■ Work instructions
Retype the records below exactly as they appear.
-- Begin Task data --
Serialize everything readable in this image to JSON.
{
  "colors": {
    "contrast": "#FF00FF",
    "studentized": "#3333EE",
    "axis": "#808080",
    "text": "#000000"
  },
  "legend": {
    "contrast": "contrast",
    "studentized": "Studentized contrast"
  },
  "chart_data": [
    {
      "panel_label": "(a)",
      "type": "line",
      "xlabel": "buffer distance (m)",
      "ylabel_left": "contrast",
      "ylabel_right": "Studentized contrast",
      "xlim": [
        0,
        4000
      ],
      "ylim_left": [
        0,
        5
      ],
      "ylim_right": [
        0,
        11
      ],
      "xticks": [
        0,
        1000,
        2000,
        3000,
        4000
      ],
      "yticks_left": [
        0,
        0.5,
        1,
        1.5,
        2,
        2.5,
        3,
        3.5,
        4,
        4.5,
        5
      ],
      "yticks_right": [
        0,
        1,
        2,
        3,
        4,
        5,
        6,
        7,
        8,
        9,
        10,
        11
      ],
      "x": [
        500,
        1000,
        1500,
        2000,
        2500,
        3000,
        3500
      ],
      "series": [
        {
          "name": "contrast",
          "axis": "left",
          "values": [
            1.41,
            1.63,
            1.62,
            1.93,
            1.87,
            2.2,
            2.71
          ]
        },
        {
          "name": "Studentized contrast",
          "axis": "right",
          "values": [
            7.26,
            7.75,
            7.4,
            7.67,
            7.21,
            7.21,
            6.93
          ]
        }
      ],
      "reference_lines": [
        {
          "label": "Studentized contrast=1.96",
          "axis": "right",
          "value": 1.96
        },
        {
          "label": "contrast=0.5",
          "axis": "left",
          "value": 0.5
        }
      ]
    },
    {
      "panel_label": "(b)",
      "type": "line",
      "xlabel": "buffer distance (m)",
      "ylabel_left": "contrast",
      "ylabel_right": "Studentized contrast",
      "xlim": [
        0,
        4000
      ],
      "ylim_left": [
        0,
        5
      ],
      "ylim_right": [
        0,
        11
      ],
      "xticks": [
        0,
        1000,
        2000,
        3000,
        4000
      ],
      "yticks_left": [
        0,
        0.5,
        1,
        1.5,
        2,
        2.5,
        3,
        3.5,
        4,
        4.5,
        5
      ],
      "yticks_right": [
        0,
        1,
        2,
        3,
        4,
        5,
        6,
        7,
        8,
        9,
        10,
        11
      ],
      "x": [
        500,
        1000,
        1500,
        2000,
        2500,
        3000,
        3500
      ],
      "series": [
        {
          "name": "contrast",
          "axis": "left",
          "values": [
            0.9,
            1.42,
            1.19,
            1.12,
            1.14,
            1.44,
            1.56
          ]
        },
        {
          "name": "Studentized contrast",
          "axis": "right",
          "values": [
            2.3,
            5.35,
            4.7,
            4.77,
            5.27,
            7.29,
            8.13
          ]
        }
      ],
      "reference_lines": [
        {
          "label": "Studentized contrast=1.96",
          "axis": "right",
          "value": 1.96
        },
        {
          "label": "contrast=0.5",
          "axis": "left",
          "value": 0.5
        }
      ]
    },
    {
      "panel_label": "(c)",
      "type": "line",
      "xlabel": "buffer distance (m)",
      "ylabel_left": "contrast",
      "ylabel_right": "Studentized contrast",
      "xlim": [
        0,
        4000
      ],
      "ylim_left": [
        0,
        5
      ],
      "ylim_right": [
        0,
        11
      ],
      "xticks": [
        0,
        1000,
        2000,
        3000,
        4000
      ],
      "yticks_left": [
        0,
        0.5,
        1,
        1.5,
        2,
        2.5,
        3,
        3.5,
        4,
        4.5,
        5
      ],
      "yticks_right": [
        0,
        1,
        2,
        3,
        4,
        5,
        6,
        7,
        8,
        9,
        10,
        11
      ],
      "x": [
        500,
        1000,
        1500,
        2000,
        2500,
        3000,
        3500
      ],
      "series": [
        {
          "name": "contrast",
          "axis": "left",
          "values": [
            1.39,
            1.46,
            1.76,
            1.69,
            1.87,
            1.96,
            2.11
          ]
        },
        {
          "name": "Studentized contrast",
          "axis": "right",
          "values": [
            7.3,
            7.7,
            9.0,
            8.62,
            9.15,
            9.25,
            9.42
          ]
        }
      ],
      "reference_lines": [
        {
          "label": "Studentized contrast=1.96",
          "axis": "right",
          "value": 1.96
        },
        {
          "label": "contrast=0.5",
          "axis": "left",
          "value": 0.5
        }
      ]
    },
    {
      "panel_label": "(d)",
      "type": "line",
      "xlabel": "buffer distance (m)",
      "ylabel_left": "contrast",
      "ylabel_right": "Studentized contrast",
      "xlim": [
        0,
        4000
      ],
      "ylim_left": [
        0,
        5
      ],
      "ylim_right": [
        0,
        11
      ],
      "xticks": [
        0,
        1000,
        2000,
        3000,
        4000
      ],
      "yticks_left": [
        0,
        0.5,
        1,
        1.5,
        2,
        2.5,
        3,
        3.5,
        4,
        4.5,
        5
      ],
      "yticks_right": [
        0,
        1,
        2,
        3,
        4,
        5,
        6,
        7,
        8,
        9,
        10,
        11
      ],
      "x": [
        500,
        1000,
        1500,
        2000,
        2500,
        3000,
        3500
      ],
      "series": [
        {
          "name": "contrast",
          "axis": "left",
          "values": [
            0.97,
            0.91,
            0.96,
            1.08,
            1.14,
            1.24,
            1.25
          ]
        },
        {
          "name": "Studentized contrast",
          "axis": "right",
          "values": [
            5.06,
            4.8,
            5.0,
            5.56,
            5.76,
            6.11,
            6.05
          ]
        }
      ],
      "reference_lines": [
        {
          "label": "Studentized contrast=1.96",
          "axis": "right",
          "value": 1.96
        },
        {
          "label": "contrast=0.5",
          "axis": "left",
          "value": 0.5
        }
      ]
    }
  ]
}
-- End Task data --
■ Result of the task
Serialize everything readable in this image to JSON.
{
  "colors": {
    "contrast": "#FF00FF",
    "studentized": "#3333EE",
    "axis": "#808080",
    "text": "#000000"
  },
  "legend": {
    "contrast": "contrast",
    "studentized": "Studentized contrast"
  },
  "chart_data": [
    {
      "panel_label": "(a)",
      "type": "line",
      "xlabel": "buffer distance (m)",
      "ylabel_left": "contrast",
      "ylabel_right": "Studentized contrast",
      "xlim": [
        0,
        4000
      ],
      "ylim_left": [
        0,
        5
      ],
      "ylim_right": [
        0,
        11
      ],
      "xticks": [
        0,
        1000,
        2000,
        3000,
        4000
      ],
      "yticks_left": [
        0,
        0.5,
        1,
        1.5,
        2,
        2.5,
        3,
        3.5,
        4,
        4.5,
        5
      ],
      "yticks_right": [
        0,
        1,
        2,
        3,
        4,
        5,
        6,
        7,
        8,
        9,
        10,
        11
      ],
      "x": [
        500,
        1000,
        1500,
        2000,
        2500,
        3000,
        3500
      ],
      "series": [
        {
          "name": "contrast",
          "axis": "left",
          "values": [
            1.41,
            1.63,
            1.62,
            1.93,
            1.87,
            2.2,
            2.71
          ]
        },
        {
          "name": "Studentized contrast",
          "axis": "right",
          "values": [
            7.26,
            7.75,
            7.4,
            7.67,
            7.21,
            7.21,
            6.93
          ]
        }
      ],
      "reference_lines": [
        {
          "label": "Studentized contrast=1.96",
          "axis": "right",
          "value": 1.96
        },
        {
          "label": "contrast=0.5",
          "axis": "left",
          "value": 0.5
        }
      ]
    },
    {
      "panel_label": "(b)",
      "type": "line",
      "xlabel": "buffer distance (m)",
      "ylabel_left": "contrast",
      "ylabel_right": "Studentized contrast",
      "xlim": [
        0,
        4000
      ],
      "ylim_left": [
        0,
        5
      ],
      "ylim_right": [
        0,
        11
      ],
      "xticks": [
        0,
        1000,
        2000,
        3000,
        4000
      ],
      "yticks_left": [
        0,
        0.5,
        1,
        1.5,
        2,
        2.5,
        3,
        3.5,
        4,
        4.5,
        5
      ],
      "yticks_right": [
        0,
        1,
        2,
        3,
        4,
        5,
        6,
        7,
        8,
        9,
        10,
        11
      ],
      "x": [
        500,
        1000,
        1500,
        2000,
        2500,
        3000,
        3500
      ],
      "series": [
        {
          "name": "contrast",
          "axis": "left",
          "values": [
            0.9,
            1.42,
            1.19,
            1.12,
            1.14,
            1.44,
            1.56
          ]
        },
        {
          "name": "Studentized contrast",
          "axis": "right",
          "values": [
            2.3,
            5.35,
            4.7,
            4.77,
            5.27,
            7.29,
            8.13
          ]
        }
      ],
      "reference_lines": [
        {
          "label": "Studentized contrast=1.96",
          "axis": "right",
          "value": 1.96
        },
        {
          "label": "contrast=0.5",
          "axis": "left",
          "value": 0.5
        }
      ]
    },
    {
      "panel_label": "(c)",
      "type": "line",
      "xlabel": "buffer distance (m)",
      "ylabel_left": "contrast",
      "ylabel_right": "Studentized contrast",
      "xlim": [
        0,
        4000
      ],
      "ylim_left": [
        0,
        5
      ],
      "ylim_right": [
        0,
        11
      ],
      "xticks": [
        0,
        1000,
        2000,
        3000,
        4000
      ],
      "yticks_left": [
        0,
        0.5,
        1,
        1.5,
        2,
        2.5,
        3,
        3.5,
        4,
        4.5,
        5
      ],
      "yticks_right": [
        0,
        1,
        2,
        3,
        4,
        5,
        6,
        7,
        8,
        9,
        10,
        11
      ],
      "x": [
        500,
        1000,
        1500,
        2000,
        2500,
        3000,
        3500
      ],
      "series": [
        {
          "name": "contrast",
          "axis": "left",
          "values": [
            1.39,
            1.46,
            1.76,
            1.69,
            1.87,
            1.96,
            2.11
          ]
        },
        {
          "name": "Studentized contrast",
          "axis": "right",
          "values": [
            7.3,
            7.7,
            9.0,
            8.62,
            9.15,
            9.25,
            9.42
          ]
        }
      ],
      "reference_lines": [
        {
          "label": "Studentized contrast=1.96",
          "axis": "right",
          "value": 1.96
        },
        {
          "label": "contrast=0.5",
          "axis": "left",
          "value": 0.5
        }
      ]
    },
    {
      "panel_label": "(d)",
      "type": "line",
      "xlabel": "buffer distance (m)",
      "ylabel_left": "contrast",
      "ylabel_right": "Studentized contrast",
      "xlim": [
        0,
        4000
      ],
      "ylim_left": [
        0,
        5
      ],
      "ylim_right": [
        0,
        11
      ],
      "xticks": [
        0,
        1000,
        2000,
        3000,
        4000
      ],
      "yticks_left": [
        0,
        0.5,
        1,
        1.5,
        2,
        2.5,
        3,
        3.5,
        4,
        4.5,
        5
      ],
      "yticks_right": [
        0,
        1,
        2,
        3,
        4,
        5,
        6,
        7,
        8,
        9,
        10,
        11
      ],
      "x": [
        500,
        1000,
        1500,
        2000,
        2500,
        3000,
        3500
      ],
      "series": [
        {
          "name": "contrast",
          "axis": "left",
          "values": [
            0.97,
            0.91,
            0.96,
            1.08,
            1.14,
            1.24,
            1.25
          ]
        },
        {
          "name": "Studentized contrast",
          "axis": "right",
          "values": [
            5.06,
            4.8,
            5.0,
            5.56,
            5.76,
            6.11,
            6.05
          ]
        }
      ],
      "reference_lines": [
        {
          "label": "Studentized contrast=1.96",
          "axis": "right",
          "value": 1.96
        },
        {
          "label": "contrast=0.5",
          "axis": "left",
          "value": 0.5
        }
      ]
    }
  ]
}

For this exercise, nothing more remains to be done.